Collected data
====
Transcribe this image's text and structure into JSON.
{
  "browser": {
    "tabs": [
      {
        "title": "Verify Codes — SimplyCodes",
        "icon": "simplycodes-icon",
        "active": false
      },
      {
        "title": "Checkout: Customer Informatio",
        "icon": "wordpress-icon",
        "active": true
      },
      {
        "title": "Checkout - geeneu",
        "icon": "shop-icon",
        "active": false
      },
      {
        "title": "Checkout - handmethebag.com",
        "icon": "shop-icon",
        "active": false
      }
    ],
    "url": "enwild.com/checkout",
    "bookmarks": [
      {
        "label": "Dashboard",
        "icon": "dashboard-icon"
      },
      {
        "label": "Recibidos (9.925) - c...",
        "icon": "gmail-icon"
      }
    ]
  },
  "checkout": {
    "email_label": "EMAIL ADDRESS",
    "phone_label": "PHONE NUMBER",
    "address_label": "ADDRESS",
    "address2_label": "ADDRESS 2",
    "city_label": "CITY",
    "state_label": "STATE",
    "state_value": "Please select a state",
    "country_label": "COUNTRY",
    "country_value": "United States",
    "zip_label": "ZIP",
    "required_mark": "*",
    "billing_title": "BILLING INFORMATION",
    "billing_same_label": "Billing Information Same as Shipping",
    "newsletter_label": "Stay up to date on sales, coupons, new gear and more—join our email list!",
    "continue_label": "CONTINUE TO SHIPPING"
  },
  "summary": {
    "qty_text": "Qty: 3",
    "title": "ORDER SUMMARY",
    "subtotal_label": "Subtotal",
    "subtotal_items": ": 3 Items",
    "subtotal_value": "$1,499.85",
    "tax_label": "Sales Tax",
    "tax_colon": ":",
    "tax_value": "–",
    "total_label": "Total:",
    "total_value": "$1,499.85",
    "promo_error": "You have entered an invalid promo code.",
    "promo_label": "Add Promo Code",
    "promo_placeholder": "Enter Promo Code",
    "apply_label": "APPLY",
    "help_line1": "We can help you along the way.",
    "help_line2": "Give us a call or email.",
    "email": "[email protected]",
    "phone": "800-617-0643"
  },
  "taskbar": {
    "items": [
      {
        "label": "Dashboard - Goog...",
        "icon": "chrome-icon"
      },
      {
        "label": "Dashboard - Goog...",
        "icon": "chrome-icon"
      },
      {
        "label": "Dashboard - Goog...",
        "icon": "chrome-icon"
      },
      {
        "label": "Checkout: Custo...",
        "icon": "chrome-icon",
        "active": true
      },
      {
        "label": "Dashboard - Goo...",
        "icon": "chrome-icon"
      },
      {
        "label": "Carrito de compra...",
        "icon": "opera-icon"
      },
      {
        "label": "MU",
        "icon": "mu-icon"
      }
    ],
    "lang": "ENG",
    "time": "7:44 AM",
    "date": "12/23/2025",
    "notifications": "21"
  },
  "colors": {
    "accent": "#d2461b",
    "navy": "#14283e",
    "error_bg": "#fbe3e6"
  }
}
====
Return the entries above exactly as they appear.

Transcribe this image's text and structure into JSON.
{
  "browser": {
    "tabs": [
      {
        "title": "Verify Codes — SimplyCodes",
        "icon": "simplycodes-icon",
        "active": false
      },
      {
        "title": "Checkout: Customer Informatio",
        "icon": "wordpress-icon",
        "active": true
      },
      {
        "title": "Checkout - geeneu",
        "icon": "shop-icon",
        "active": false
      },
      {
        "title": "Checkout - handmethebag.com",
        "icon": "shop-icon",
        "active": false
      }
    ],
    "url": "enwild.com/checkout",
    "bookmarks": [
      {
        "label": "Dashboard",
        "icon": "dashboard-icon"
      },
      {
        "label": "Recibidos (9.925) - c...",
        "icon": "gmail-icon"
      }
    ]
  },
  "checkout": {
    "email_label": "EMAIL ADDRESS",
    "phone_label": "PHONE NUMBER",
    "address_label": "ADDRESS",
    "address2_label": "ADDRESS 2",
    "city_label": "CITY",
    "state_label": "STATE",
    "state_value": "Please select a state",
    "country_label": "COUNTRY",
    "country_value": "United States",
    "zip_label": "ZIP",
    "required_mark": "*",
    "billing_title": "BILLING INFORMATION",
    "billing_same_label": "Billing Information Same as Shipping",
    "newsletter_label": "Stay up to date on sales, coupons, new gear and more—join our email list!",
    "continue_label": "CONTINUE TO SHIPPING"
  },
  "summary": {
    "qty_text": "Qty: 3",
    "title": "ORDER SUMMARY",
    "subtotal_label": "Subtotal",
    "subtotal_items": ": 3 Items",
    "subtotal_value": "$1,499.85",
    "tax_label": "Sales Tax",
    "tax_colon": ":",
    "tax_value": "–",
    "total_label": "Total:",
    "total_value": "$1,499.85",
    "promo_error": "You have entered an invalid promo code.",
    "promo_label": "Add Promo Code",
    "promo_placeholder": "Enter Promo Code",
    "apply_label": "APPLY",
    "help_line1": "We can help you along the way.",
    "help_line2": "Give us a call or email.",
    "email": "[email protected]",
    "phone": "800-617-0643"
  },
  "taskbar": {
    "items": [
      {
        "label": "Dashboard - Goog...",
        "icon": "chrome-icon"
      },
      {
        "label": "Dashboard - Goog...",
        "icon": "chrome-icon"
      },
      {
        "label": "Dashboard - Goog...",
        "icon": "chrome-icon"
      },
      {
        "label": "Checkout: Custo...",
        "icon": "chrome-icon",
        "active": true
      },
      {
        "label": "Dashboard - Goo...",
        "icon": "chrome-icon"
      },
      {
        "label": "Carrito de compra...",
        "icon": "opera-icon"
      },
      {
        "label": "MU",
        "icon": "mu-icon"
      }
    ],
    "lang": "ENG",
    "time": "7:44 AM",
    "date": "12/23/2025",
    "notifications": "21"
  },
  "colors": {
    "accent": "#d2461b",
    "navy": "#14283e",
    "error_bg": "#fbe3e6"
  }
}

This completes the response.